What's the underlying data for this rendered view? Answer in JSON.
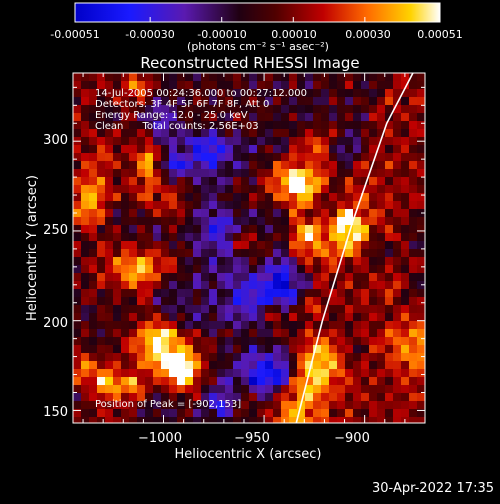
{
  "colorbar": {
    "ticks": [
      "-0.00051",
      "-0.00030",
      "-0.00010",
      "0.00010",
      "0.00030",
      "0.00051"
    ],
    "tick_values": [
      -0.00051,
      -0.0003,
      -0.0001,
      0.0001,
      0.0003,
      0.00051
    ],
    "units": "(photons cm⁻² s⁻¹ asec⁻²)",
    "range": [
      -0.00051,
      0.00051
    ]
  },
  "chart_data": {
    "type": "heatmap",
    "title": "Reconstructed RHESSI Image",
    "xlabel": "Heliocentric X (arcsec)",
    "ylabel": "Heliocentric Y (arcsec)",
    "xlim": [
      -1045,
      -870
    ],
    "ylim": [
      143,
      338
    ],
    "xticks": [
      -1000,
      -950,
      -900
    ],
    "xtick_labels": [
      "−1000",
      "−950",
      "−900"
    ],
    "yticks": [
      150,
      200,
      250,
      300
    ],
    "ytick_labels": [
      "150",
      "200",
      "250",
      "300"
    ],
    "colormap": "blue-purple-red-yellow-white",
    "annotations": [
      "14-Jul-2005 00:24:36.000 to 00:27:12.000",
      "Detectors: 3F 4F 5F 6F 7F 8F, Att 0",
      "Energy Range: 12.0 - 25.0 keV",
      "Clean      Total counts: 2.56E+03"
    ],
    "peak_label": "Position of Peak = [-902,153]",
    "peak": [
      -902,
      153
    ],
    "limb": {
      "label": "solar limb",
      "x": [
        -934,
        -921,
        -906,
        -889,
        -876
      ],
      "y": [
        143,
        200,
        255,
        310,
        338
      ]
    }
  },
  "timestamp": "30-Apr-2022 17:35"
}
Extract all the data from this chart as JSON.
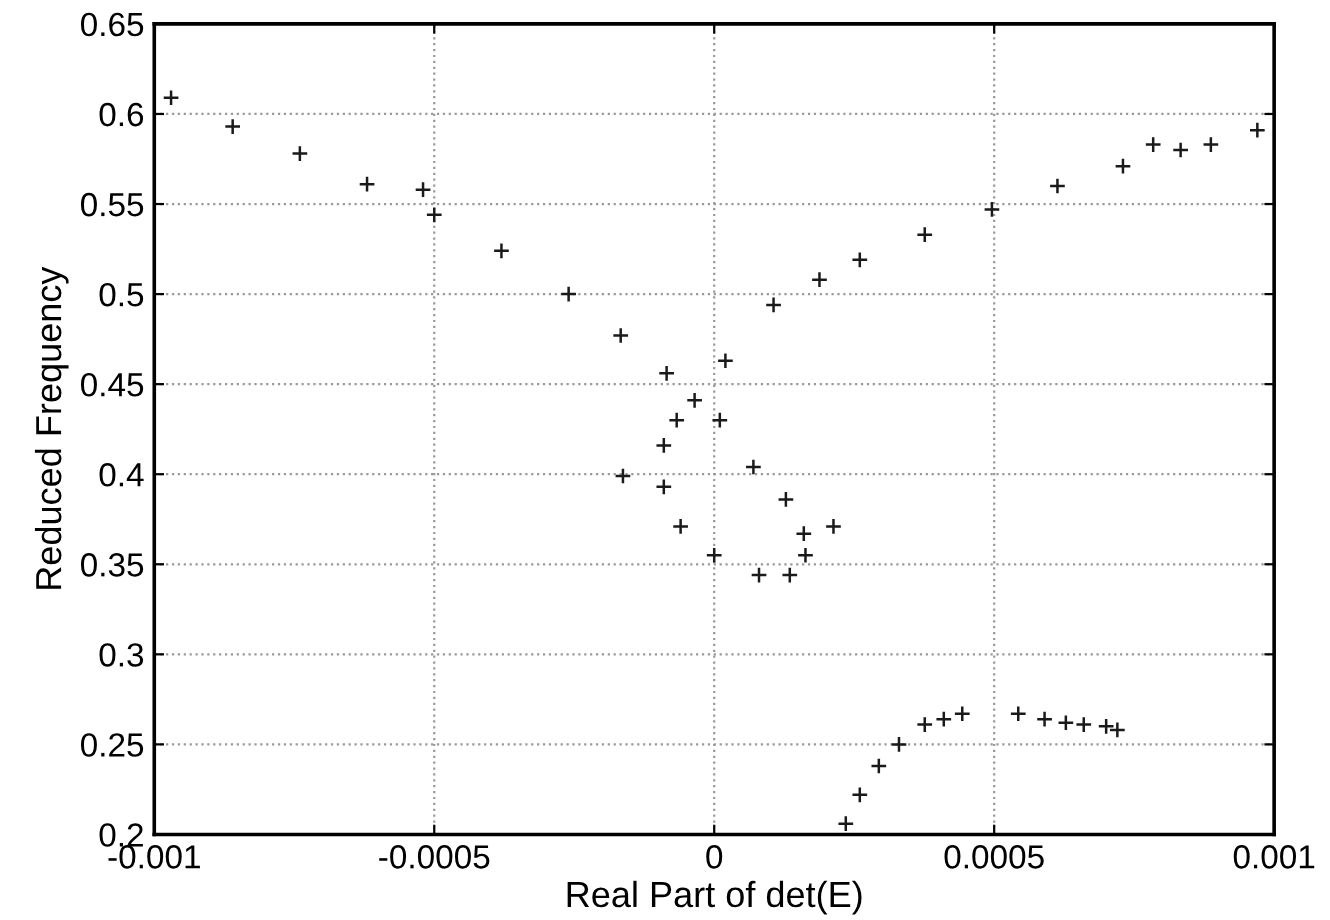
{
  "chart_data": {
    "type": "scatter",
    "xlabel": "Real Part of det(E)",
    "ylabel": "Reduced Frequency",
    "xlim": [
      -0.001,
      0.001
    ],
    "ylim": [
      0.2,
      0.65
    ],
    "xticks": [
      -0.001,
      -0.0005,
      0,
      0.0005,
      0.001
    ],
    "yticks": [
      0.2,
      0.25,
      0.3,
      0.35,
      0.4,
      0.45,
      0.5,
      0.55,
      0.6,
      0.65
    ],
    "grid": true,
    "marker": "cross",
    "series": [
      {
        "color": "#1a1a1a",
        "x": [
          -0.00097,
          -0.00086,
          -0.00074,
          -0.00062,
          -0.0005,
          -0.00038,
          -0.00026,
          -0.000167,
          -8.5e-05,
          -3.5e-05,
          1e-05,
          7e-05,
          0.000128,
          0.00016,
          0.000163,
          0.000135,
          -0.00052,
          0.000213
        ],
        "values": [
          0.609,
          0.593,
          0.578,
          0.561,
          0.544,
          0.524,
          0.5,
          0.477,
          0.456,
          0.441,
          0.43,
          0.404,
          0.386,
          0.367,
          0.355,
          0.344,
          0.558,
          0.371
        ]
      },
      {
        "color": "#1a1a1a",
        "x": [
          8e-05,
          0,
          -6e-05,
          -9e-05,
          -9e-05,
          -6.7e-05,
          2e-05,
          0.000106,
          0.000188,
          0.00026,
          0.000376,
          0.000496,
          0.000613,
          0.00073,
          0.000833,
          0.000887,
          0.00097,
          -0.000163,
          0.000784
        ],
        "values": [
          0.344,
          0.355,
          0.371,
          0.393,
          0.416,
          0.43,
          0.463,
          0.494,
          0.508,
          0.519,
          0.533,
          0.547,
          0.56,
          0.571,
          0.58,
          0.583,
          0.591,
          0.399,
          0.583
        ]
      },
      {
        "color": "#1a1a1a",
        "x": [
          0.000235,
          0.00026,
          0.000294,
          0.00033,
          0.000376,
          0.00041,
          0.000443,
          0.000543,
          0.00059,
          0.000628,
          0.00066,
          0.0007,
          0.00072
        ],
        "values": [
          0.206,
          0.222,
          0.238,
          0.25,
          0.261,
          0.264,
          0.267,
          0.267,
          0.264,
          0.262,
          0.261,
          0.26,
          0.258
        ]
      }
    ]
  }
}
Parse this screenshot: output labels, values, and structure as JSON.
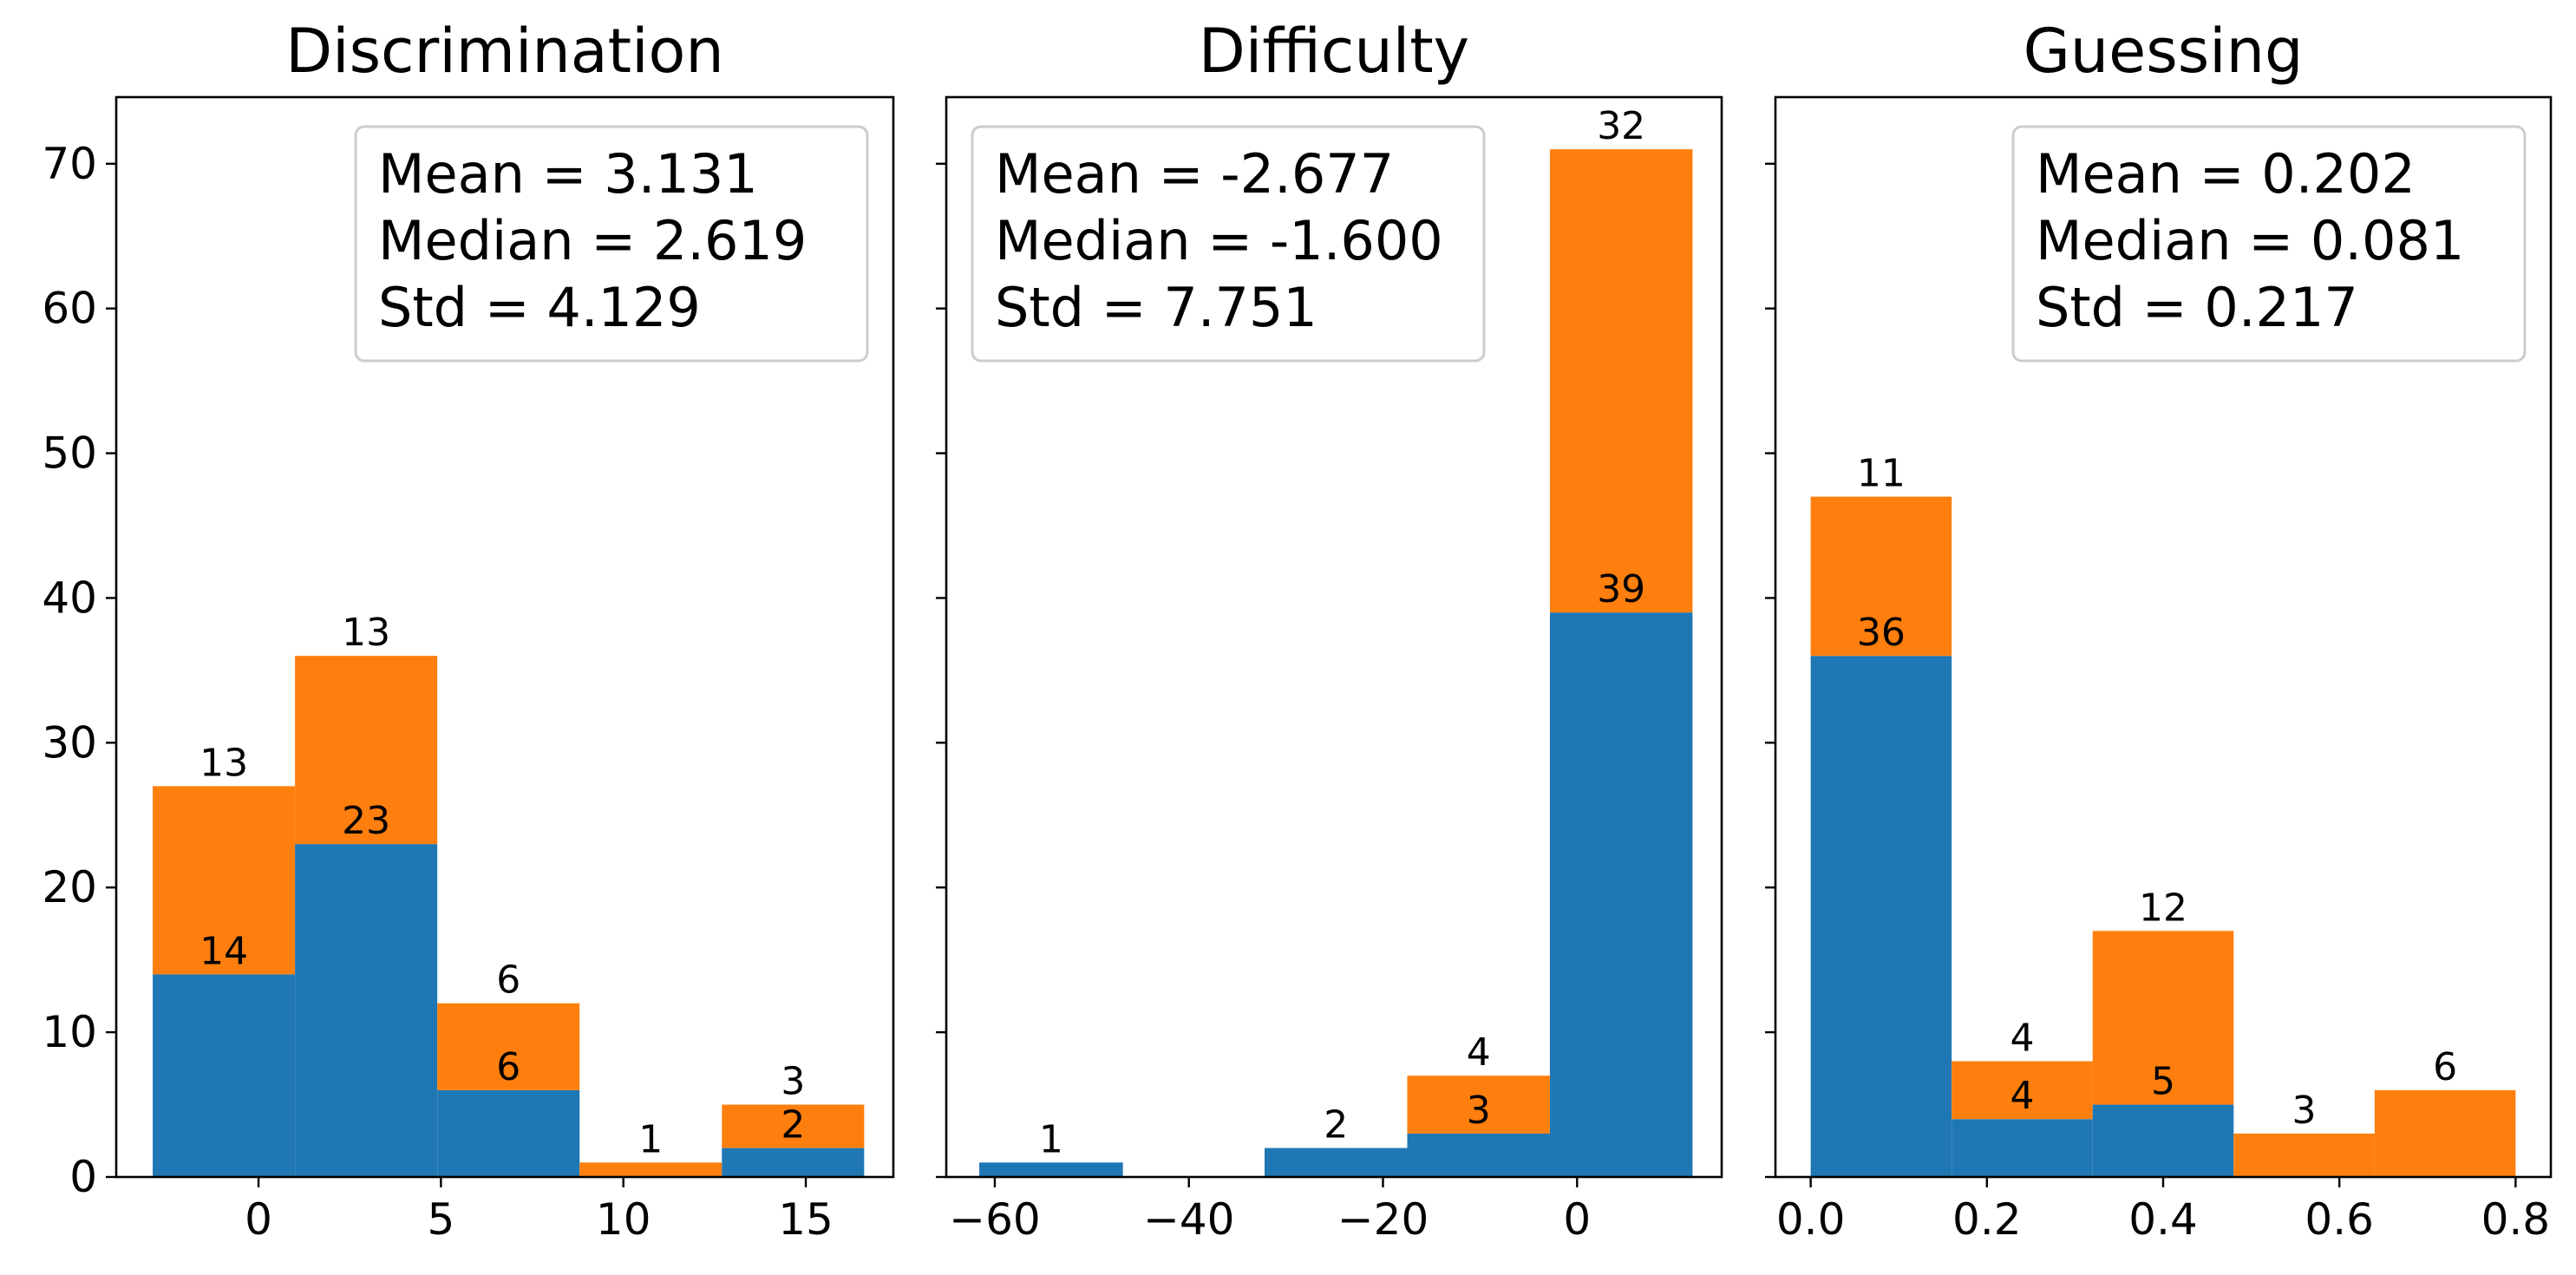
{
  "chart_data": [
    {
      "type": "bar",
      "stacked": true,
      "title": "Discrimination",
      "xlim": [
        -3.9,
        17.4
      ],
      "ylim": [
        0,
        74.6
      ],
      "xticks": [
        0,
        5,
        10,
        15
      ],
      "yticks": [
        0,
        10,
        20,
        30,
        40,
        50,
        60,
        70
      ],
      "bin_edges": [
        -2.9,
        1.0,
        4.9,
        8.8,
        12.7,
        16.6
      ],
      "series": [
        {
          "color": "#1f77b4",
          "values": [
            14,
            23,
            6,
            0,
            2
          ],
          "labels": [
            "14",
            "23",
            "6",
            "",
            "2"
          ]
        },
        {
          "color": "#ff7f0e",
          "values": [
            13,
            13,
            6,
            1,
            3
          ],
          "labels": [
            "13",
            "13",
            "6",
            "1",
            "3"
          ]
        }
      ],
      "stats": [
        "Mean = 3.131",
        "Median = 2.619",
        "Std = 4.129"
      ],
      "stats_position": "top-right"
    },
    {
      "type": "bar",
      "stacked": true,
      "title": "Difficulty",
      "xlim": [
        -65.0,
        14.9
      ],
      "ylim": [
        0,
        74.6
      ],
      "xticks": [
        -60,
        -40,
        -20,
        0
      ],
      "xtick_labels": [
        "−60",
        "−40",
        "−20",
        "0"
      ],
      "yticks": [
        0,
        10,
        20,
        30,
        40,
        50,
        60,
        70
      ],
      "bin_edges": [
        -61.6,
        -46.8,
        -32.2,
        -17.5,
        -2.8,
        11.9
      ],
      "series": [
        {
          "color": "#1f77b4",
          "values": [
            1,
            0,
            2,
            3,
            39
          ],
          "labels": [
            "1",
            "",
            "2",
            "3",
            "39"
          ]
        },
        {
          "color": "#ff7f0e",
          "values": [
            0,
            0,
            0,
            4,
            32
          ],
          "labels": [
            "",
            "",
            "",
            "4",
            "32"
          ]
        }
      ],
      "stats": [
        "Mean = -2.677",
        "Median = -1.600",
        "Std = 7.751"
      ],
      "stats_position": "top-left"
    },
    {
      "type": "bar",
      "stacked": true,
      "title": "Guessing",
      "xlim": [
        -0.04,
        0.84
      ],
      "ylim": [
        0,
        74.6
      ],
      "xticks": [
        0.0,
        0.2,
        0.4,
        0.6,
        0.8
      ],
      "xtick_labels": [
        "0.0",
        "0.2",
        "0.4",
        "0.6",
        "0.8"
      ],
      "yticks": [
        0,
        10,
        20,
        30,
        40,
        50,
        60,
        70
      ],
      "bin_edges": [
        0.0,
        0.16,
        0.32,
        0.48,
        0.64,
        0.8
      ],
      "series": [
        {
          "color": "#1f77b4",
          "values": [
            36,
            4,
            5,
            0,
            0
          ],
          "labels": [
            "36",
            "4",
            "5",
            "",
            ""
          ]
        },
        {
          "color": "#ff7f0e",
          "values": [
            11,
            4,
            12,
            3,
            6
          ],
          "labels": [
            "11",
            "4",
            "12",
            "3",
            "6"
          ]
        }
      ],
      "stats": [
        "Mean = 0.202",
        "Median = 0.081",
        "Std = 0.217"
      ],
      "stats_position": "top-right"
    }
  ]
}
--- --- ---
Set task: Transcribe the material exactly, and leave out whatever pictures it holds.

Task result:
What's the underlying data for this rendered view? Answer in JSON.
{
  "colorbar": {
    "ticks": [
      "-0.00051",
      "-0.00030",
      "-0.00010",
      "0.00010",
      "0.00030",
      "0.00051"
    ],
    "tick_values": [
      -0.00051,
      -0.0003,
      -0.0001,
      0.0001,
      0.0003,
      0.00051
    ],
    "units": "(photons cm⁻² s⁻¹ asec⁻²)",
    "range": [
      -0.00051,
      0.00051
    ]
  },
  "chart_data": {
    "type": "heatmap",
    "title": "Reconstructed RHESSI Image",
    "xlabel": "Heliocentric X (arcsec)",
    "ylabel": "Heliocentric Y (arcsec)",
    "xlim": [
      -1045,
      -870
    ],
    "ylim": [
      143,
      338
    ],
    "xticks": [
      -1000,
      -950,
      -900
    ],
    "xtick_labels": [
      "−1000",
      "−950",
      "−900"
    ],
    "yticks": [
      150,
      200,
      250,
      300
    ],
    "ytick_labels": [
      "150",
      "200",
      "250",
      "300"
    ],
    "colormap": "blue-purple-red-yellow-white",
    "annotations": [
      "14-Jul-2005 00:24:36.000 to 00:27:12.000",
      "Detectors: 3F 4F 5F 6F 7F 8F, Att 0",
      "Energy Range: 12.0 - 25.0 keV",
      "Clean      Total counts: 2.56E+03"
    ],
    "peak_label": "Position of Peak = [-902,153]",
    "peak": [
      -902,
      153
    ],
    "limb": {
      "label": "solar limb",
      "x": [
        -934,
        -921,
        -906,
        -889,
        -876
      ],
      "y": [
        143,
        200,
        255,
        310,
        338
      ]
    }
  },
  "timestamp": "30-Apr-2022 17:35"
}
Extract all the data from this chart as JSON.
{
  "chart_data": {
    "type": "scatter",
    "xlabel": "Real Part of det(E)",
    "ylabel": "Reduced Frequency",
    "xlim": [
      -0.001,
      0.001
    ],
    "ylim": [
      0.2,
      0.65
    ],
    "xticks": [
      -0.001,
      -0.0005,
      0,
      0.0005,
      0.001
    ],
    "yticks": [
      0.2,
      0.25,
      0.3,
      0.35,
      0.4,
      0.45,
      0.5,
      0.55,
      0.6,
      0.65
    ],
    "grid": true,
    "marker": "cross",
    "series": [
      {
        "color": "#1a1a1a",
        "x": [
          -0.00097,
          -0.00086,
          -0.00074,
          -0.00062,
          -0.0005,
          -0.00038,
          -0.00026,
          -0.000167,
          -8.5e-05,
          -3.5e-05,
          1e-05,
          7e-05,
          0.000128,
          0.00016,
          0.000163,
          0.000135,
          -0.00052,
          0.000213
        ],
        "values": [
          0.609,
          0.593,
          0.578,
          0.561,
          0.544,
          0.524,
          0.5,
          0.477,
          0.456,
          0.441,
          0.43,
          0.404,
          0.386,
          0.367,
          0.355,
          0.344,
          0.558,
          0.371
        ]
      },
      {
        "color": "#1a1a1a",
        "x": [
          8e-05,
          0,
          -6e-05,
          -9e-05,
          -9e-05,
          -6.7e-05,
          2e-05,
          0.000106,
          0.000188,
          0.00026,
          0.000376,
          0.000496,
          0.000613,
          0.00073,
          0.000833,
          0.000887,
          0.00097,
          -0.000163,
          0.000784
        ],
        "values": [
          0.344,
          0.355,
          0.371,
          0.393,
          0.416,
          0.43,
          0.463,
          0.494,
          0.508,
          0.519,
          0.533,
          0.547,
          0.56,
          0.571,
          0.58,
          0.583,
          0.591,
          0.399,
          0.583
        ]
      },
      {
        "color": "#1a1a1a",
        "x": [
          0.000235,
          0.00026,
          0.000294,
          0.00033,
          0.000376,
          0.00041,
          0.000443,
          0.000543,
          0.00059,
          0.000628,
          0.00066,
          0.0007,
          0.00072
        ],
        "values": [
          0.206,
          0.222,
          0.238,
          0.25,
          0.261,
          0.264,
          0.267,
          0.267,
          0.264,
          0.262,
          0.261,
          0.26,
          0.258
        ]
      }
    ]
  }
}
Parse this screenshot: output labels, values, and structure as JSON.
{
  "chart_data": [
    {
      "type": "bar",
      "stacked": true,
      "title": "Discrimination",
      "xlim": [
        -3.9,
        17.4
      ],
      "ylim": [
        0,
        74.6
      ],
      "xticks": [
        0,
        5,
        10,
        15
      ],
      "yticks": [
        0,
        10,
        20,
        30,
        40,
        50,
        60,
        70
      ],
      "bin_edges": [
        -2.9,
        1.0,
        4.9,
        8.8,
        12.7,
        16.6
      ],
      "series": [
        {
          "color": "#1f77b4",
          "values": [
            14,
            23,
            6,
            0,
            2
          ],
          "labels": [
            "14",
            "23",
            "6",
            "",
            "2"
          ]
        },
        {
          "color": "#ff7f0e",
          "values": [
            13,
            13,
            6,
            1,
            3
          ],
          "labels": [
            "13",
            "13",
            "6",
            "1",
            "3"
          ]
        }
      ],
      "stats": [
        "Mean = 3.131",
        "Median = 2.619",
        "Std = 4.129"
      ],
      "stats_position": "top-right"
    },
    {
      "type": "bar",
      "stacked": true,
      "title": "Difficulty",
      "xlim": [
        -65.0,
        14.9
      ],
      "ylim": [
        0,
        74.6
      ],
      "xticks": [
        -60,
        -40,
        -20,
        0
      ],
      "xtick_labels": [
        "−60",
        "−40",
        "−20",
        "0"
      ],
      "yticks": [
        0,
        10,
        20,
        30,
        40,
        50,
        60,
        70
      ],
      "bin_edges": [
        -61.6,
        -46.8,
        -32.2,
        -17.5,
        -2.8,
        11.9
      ],
      "series": [
        {
          "color": "#1f77b4",
          "values": [
            1,
            0,
            2,
            3,
            39
          ],
          "labels": [
            "1",
            "",
            "2",
            "3",
            "39"
          ]
        },
        {
          "color": "#ff7f0e",
          "values": [
            0,
            0,
            0,
            4,
            32
          ],
          "labels": [
            "",
            "",
            "",
            "4",
            "32"
          ]
        }
      ],
      "stats": [
        "Mean = -2.677",
        "Median = -1.600",
        "Std = 7.751"
      ],
      "stats_position": "top-left"
    },
    {
      "type": "bar",
      "stacked": true,
      "title": "Guessing",
      "xlim": [
        -0.04,
        0.84
      ],
      "ylim": [
        0,
        74.6
      ],
      "xticks": [
        0.0,
        0.2,
        0.4,
        0.6,
        0.8
      ],
      "xtick_labels": [
        "0.0",
        "0.2",
        "0.4",
        "0.6",
        "0.8"
      ],
      "yticks": [
        0,
        10,
        20,
        30,
        40,
        50,
        60,
        70
      ],
      "bin_edges": [
        0.0,
        0.16,
        0.32,
        0.48,
        0.64,
        0.8
      ],
      "series": [
        {
          "color": "#1f77b4",
          "values": [
            36,
            4,
            5,
            0,
            0
          ],
          "labels": [
            "36",
            "4",
            "5",
            "",
            ""
          ]
        },
        {
          "color": "#ff7f0e",
          "values": [
            11,
            4,
            12,
            3,
            6
          ],
          "labels": [
            "11",
            "4",
            "12",
            "3",
            "6"
          ]
        }
      ],
      "stats": [
        "Mean = 0.202",
        "Median = 0.081",
        "Std = 0.217"
      ],
      "stats_position": "top-right"
    }
  ]
}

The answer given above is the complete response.